### Task statement
Only the lines from the line holding "OCR this image." to the last line should be output, each exactly as given.

(Extracted records)
┌──

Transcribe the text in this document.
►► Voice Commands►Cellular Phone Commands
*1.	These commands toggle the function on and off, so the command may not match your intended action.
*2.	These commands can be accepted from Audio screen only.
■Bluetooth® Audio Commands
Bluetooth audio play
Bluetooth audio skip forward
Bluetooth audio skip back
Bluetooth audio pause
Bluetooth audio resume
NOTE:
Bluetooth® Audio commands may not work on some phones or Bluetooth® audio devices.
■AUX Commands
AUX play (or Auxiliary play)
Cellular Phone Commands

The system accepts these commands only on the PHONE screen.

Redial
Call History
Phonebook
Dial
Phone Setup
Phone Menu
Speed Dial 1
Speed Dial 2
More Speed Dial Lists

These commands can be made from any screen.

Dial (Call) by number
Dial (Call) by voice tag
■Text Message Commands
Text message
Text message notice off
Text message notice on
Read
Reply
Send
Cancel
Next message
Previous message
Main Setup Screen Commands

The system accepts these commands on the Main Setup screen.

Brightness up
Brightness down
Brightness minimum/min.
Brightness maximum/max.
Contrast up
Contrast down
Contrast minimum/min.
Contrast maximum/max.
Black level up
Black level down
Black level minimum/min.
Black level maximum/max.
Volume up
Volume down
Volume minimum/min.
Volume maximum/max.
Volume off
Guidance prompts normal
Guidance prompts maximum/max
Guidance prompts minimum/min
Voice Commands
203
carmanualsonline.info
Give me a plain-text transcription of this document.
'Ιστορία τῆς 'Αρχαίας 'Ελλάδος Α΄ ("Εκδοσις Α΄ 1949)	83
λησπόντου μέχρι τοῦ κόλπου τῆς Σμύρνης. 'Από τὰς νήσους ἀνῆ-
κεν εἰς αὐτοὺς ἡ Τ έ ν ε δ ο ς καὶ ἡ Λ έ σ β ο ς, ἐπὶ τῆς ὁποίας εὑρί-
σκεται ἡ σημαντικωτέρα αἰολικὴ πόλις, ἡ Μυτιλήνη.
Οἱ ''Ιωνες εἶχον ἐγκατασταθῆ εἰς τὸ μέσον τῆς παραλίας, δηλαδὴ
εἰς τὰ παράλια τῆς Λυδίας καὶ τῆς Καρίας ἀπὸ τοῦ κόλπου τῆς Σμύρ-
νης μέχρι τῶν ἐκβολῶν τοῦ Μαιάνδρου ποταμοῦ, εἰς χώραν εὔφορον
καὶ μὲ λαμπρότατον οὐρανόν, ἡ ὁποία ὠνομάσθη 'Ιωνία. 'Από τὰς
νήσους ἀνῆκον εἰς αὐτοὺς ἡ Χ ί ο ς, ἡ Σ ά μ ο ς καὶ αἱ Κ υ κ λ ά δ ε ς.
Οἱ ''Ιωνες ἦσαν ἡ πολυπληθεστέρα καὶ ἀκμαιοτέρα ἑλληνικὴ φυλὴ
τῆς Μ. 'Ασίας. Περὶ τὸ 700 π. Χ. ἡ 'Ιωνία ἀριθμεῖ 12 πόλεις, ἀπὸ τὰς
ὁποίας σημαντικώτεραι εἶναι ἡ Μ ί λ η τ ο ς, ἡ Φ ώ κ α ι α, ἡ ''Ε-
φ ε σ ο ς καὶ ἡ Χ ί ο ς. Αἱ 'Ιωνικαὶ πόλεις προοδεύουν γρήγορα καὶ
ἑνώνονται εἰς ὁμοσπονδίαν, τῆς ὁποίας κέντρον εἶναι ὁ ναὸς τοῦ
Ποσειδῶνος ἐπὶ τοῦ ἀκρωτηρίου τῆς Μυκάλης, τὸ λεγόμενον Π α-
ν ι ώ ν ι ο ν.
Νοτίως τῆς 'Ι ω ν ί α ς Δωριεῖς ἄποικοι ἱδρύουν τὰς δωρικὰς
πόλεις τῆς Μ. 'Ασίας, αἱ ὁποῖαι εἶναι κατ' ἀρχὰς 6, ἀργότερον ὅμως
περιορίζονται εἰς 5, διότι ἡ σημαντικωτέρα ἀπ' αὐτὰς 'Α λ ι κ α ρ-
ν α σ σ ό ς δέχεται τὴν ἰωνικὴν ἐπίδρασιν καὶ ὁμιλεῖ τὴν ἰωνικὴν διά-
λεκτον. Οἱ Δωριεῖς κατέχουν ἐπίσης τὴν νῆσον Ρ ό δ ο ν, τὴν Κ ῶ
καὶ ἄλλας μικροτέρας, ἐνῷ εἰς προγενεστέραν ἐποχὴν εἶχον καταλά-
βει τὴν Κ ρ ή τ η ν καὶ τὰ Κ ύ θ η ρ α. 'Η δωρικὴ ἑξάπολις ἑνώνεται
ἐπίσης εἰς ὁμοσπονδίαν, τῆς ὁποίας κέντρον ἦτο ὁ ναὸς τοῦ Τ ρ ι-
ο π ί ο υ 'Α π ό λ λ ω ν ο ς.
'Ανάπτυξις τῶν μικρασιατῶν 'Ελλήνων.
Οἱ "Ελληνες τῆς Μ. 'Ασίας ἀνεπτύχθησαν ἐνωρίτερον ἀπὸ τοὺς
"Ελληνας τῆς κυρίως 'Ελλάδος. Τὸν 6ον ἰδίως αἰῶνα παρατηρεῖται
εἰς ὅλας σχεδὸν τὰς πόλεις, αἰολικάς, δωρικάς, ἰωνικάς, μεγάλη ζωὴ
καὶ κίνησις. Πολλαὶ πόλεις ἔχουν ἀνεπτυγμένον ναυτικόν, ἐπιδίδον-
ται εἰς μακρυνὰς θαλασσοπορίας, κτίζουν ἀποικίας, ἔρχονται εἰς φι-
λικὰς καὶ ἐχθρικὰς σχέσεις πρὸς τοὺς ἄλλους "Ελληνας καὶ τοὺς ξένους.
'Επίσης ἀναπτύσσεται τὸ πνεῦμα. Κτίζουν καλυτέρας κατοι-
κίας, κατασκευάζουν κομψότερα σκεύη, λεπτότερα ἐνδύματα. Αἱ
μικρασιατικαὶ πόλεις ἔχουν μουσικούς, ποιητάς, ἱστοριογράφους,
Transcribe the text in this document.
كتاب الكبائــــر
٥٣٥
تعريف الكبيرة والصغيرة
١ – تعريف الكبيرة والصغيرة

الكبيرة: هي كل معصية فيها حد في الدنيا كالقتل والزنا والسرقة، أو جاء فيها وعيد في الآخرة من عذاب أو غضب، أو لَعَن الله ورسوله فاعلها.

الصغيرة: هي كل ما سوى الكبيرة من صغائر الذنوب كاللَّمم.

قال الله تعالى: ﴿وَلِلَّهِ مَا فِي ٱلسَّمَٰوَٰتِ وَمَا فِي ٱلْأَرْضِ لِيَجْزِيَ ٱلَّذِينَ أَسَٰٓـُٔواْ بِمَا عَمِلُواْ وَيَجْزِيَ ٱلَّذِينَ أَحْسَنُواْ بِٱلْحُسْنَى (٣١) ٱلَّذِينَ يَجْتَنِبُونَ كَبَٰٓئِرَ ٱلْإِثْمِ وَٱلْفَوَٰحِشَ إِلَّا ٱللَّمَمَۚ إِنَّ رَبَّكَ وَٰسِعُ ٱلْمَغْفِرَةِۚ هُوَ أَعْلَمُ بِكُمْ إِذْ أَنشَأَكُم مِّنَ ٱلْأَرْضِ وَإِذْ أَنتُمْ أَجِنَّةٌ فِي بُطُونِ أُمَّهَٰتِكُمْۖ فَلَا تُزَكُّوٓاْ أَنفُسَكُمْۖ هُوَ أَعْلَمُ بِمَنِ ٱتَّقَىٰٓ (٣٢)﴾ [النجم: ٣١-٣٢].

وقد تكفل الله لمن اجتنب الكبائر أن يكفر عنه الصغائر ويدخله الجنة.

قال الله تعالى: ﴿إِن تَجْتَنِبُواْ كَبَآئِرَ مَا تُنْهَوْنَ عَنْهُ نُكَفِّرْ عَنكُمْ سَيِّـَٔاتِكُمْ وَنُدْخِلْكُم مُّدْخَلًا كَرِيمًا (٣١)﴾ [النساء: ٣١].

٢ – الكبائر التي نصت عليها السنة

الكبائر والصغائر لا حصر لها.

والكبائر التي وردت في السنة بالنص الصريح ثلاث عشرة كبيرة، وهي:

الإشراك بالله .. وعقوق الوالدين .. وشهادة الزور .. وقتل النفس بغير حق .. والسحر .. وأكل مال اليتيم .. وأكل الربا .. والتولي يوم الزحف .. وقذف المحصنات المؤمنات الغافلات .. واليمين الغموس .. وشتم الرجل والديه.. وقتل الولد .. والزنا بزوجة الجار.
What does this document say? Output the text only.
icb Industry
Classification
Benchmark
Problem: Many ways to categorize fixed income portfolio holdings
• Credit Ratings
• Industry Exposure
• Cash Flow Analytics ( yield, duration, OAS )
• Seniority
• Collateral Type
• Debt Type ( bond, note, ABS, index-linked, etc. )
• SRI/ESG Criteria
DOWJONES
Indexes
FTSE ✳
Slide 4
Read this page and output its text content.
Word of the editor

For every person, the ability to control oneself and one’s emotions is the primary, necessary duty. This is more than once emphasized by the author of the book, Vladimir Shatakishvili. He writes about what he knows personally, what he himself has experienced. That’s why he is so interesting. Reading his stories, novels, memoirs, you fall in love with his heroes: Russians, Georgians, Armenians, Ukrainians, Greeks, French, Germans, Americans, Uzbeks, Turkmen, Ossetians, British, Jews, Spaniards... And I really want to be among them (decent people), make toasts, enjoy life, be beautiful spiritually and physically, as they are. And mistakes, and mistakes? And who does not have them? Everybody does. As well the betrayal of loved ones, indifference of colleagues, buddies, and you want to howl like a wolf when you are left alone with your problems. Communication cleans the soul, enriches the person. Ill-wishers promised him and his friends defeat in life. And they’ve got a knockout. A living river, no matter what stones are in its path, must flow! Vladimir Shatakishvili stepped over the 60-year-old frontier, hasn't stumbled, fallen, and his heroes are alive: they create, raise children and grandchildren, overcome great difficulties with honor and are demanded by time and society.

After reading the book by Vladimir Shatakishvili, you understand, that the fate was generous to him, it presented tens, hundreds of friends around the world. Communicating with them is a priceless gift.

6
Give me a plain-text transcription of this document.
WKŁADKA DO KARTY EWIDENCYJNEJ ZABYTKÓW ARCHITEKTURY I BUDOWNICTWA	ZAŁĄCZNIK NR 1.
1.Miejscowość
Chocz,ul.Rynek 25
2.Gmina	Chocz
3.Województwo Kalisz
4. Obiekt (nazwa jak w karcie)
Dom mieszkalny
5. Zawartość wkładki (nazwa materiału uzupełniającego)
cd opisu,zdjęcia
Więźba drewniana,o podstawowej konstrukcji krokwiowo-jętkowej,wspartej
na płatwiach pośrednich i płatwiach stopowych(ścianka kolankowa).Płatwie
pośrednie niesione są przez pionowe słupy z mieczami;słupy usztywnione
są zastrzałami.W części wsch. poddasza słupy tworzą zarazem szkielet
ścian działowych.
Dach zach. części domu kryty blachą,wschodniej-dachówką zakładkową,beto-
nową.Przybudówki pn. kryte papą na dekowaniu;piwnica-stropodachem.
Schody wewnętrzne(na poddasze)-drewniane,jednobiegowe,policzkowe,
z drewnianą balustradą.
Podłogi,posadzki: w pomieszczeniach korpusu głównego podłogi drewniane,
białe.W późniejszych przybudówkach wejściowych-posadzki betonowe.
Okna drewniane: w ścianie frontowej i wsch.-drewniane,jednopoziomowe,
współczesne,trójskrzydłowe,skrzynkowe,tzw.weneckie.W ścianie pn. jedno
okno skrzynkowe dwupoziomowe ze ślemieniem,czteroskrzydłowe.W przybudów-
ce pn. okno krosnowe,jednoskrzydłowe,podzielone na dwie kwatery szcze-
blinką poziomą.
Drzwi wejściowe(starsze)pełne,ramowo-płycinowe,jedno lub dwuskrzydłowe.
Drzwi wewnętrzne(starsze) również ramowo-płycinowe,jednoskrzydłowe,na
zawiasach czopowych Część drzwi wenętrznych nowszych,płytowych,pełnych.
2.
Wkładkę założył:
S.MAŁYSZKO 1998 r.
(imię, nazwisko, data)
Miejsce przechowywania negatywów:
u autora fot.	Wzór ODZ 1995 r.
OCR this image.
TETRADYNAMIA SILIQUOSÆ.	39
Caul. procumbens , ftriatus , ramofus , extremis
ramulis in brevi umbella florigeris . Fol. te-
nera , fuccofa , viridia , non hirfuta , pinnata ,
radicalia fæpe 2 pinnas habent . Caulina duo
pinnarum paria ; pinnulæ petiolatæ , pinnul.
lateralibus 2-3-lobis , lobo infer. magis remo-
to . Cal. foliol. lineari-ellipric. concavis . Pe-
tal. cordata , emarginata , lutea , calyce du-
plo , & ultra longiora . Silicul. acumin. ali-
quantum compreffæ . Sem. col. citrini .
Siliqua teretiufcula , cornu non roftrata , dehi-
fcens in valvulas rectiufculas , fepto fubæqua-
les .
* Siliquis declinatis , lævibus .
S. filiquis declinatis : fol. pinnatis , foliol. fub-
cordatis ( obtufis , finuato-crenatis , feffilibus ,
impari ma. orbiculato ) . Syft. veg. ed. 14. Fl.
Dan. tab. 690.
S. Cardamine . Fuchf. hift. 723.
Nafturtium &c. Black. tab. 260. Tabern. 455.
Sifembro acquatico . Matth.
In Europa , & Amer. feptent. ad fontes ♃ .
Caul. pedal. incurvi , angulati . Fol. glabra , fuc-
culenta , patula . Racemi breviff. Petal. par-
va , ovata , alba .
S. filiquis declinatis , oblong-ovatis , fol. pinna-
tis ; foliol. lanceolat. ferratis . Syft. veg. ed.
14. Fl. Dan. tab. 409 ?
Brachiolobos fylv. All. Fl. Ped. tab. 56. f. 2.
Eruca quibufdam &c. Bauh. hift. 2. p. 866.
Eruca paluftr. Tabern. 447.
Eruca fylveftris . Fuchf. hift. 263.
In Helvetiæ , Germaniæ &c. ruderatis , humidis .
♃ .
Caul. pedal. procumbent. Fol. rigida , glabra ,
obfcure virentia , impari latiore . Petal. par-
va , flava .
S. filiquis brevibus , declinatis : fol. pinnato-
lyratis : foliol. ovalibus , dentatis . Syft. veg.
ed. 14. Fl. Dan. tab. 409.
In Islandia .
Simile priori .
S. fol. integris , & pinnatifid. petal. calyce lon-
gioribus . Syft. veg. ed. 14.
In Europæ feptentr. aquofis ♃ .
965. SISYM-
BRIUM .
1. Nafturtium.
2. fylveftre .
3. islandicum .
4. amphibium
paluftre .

└──

### Solution below
OCR this image.
TETRADYNAMIA SILIQUOSÆ.	39
Caul. procumbens , ftriatus , ramofus , extremis
ramulis in brevi umbella florigeris . Fol. te-
nera , fuccofa , viridia , non hirfuta , pinnata ,
radicalia fæpe 2 pinnas habent . Caulina duo
pinnarum paria ; pinnulæ petiolatæ , pinnul.
lateralibus 2-3-lobis , lobo infer. magis remo-
to . Cal. foliol. lineari-ellipric. concavis . Pe-
tal. cordata , emarginata , lutea , calyce du-
plo , & ultra longiora . Silicul. acumin. ali-
quantum compreffæ . Sem. col. citrini .
Siliqua teretiufcula , cornu non roftrata , dehi-
fcens in valvulas rectiufculas , fepto fubæqua-
les .
* Siliquis declinatis , lævibus .
S. filiquis declinatis : fol. pinnatis , foliol. fub-
cordatis ( obtufis , finuato-crenatis , feffilibus ,
impari ma. orbiculato ) . Syft. veg. ed. 14. Fl.
Dan. tab. 690.
S. Cardamine . Fuchf. hift. 723.
Nafturtium &c. Black. tab. 260. Tabern. 455.
Sifembro acquatico . Matth.
In Europa , & Amer. feptent. ad fontes ♃ .
Caul. pedal. incurvi , angulati . Fol. glabra , fuc-
culenta , patula . Racemi breviff. Petal. par-
va , ovata , alba .
S. filiquis declinatis , oblong-ovatis , fol. pinna-
tis ; foliol. lanceolat. ferratis . Syft. veg. ed.
14. Fl. Dan. tab. 409 ?
Brachiolobos fylv. All. Fl. Ped. tab. 56. f. 2.
Eruca quibufdam &c. Bauh. hift. 2. p. 866.
Eruca paluftr. Tabern. 447.
Eruca fylveftris . Fuchf. hift. 263.
In Helvetiæ , Germaniæ &c. ruderatis , humidis .
♃ .
Caul. pedal. procumbent. Fol. rigida , glabra ,
obfcure virentia , impari latiore . Petal. par-
va , flava .
S. filiquis brevibus , declinatis : fol. pinnato-
lyratis : foliol. ovalibus , dentatis . Syft. veg.
ed. 14. Fl. Dan. tab. 409.
In Islandia .
Simile priori .
S. fol. integris , & pinnatifid. petal. calyce lon-
gioribus . Syft. veg. ed. 14.
In Europæ feptentr. aquofis ♃ .
965. SISYM-
BRIUM .
1. Nafturtium.
2. fylveftre .
3. islandicum .
4. amphibium
paluftre .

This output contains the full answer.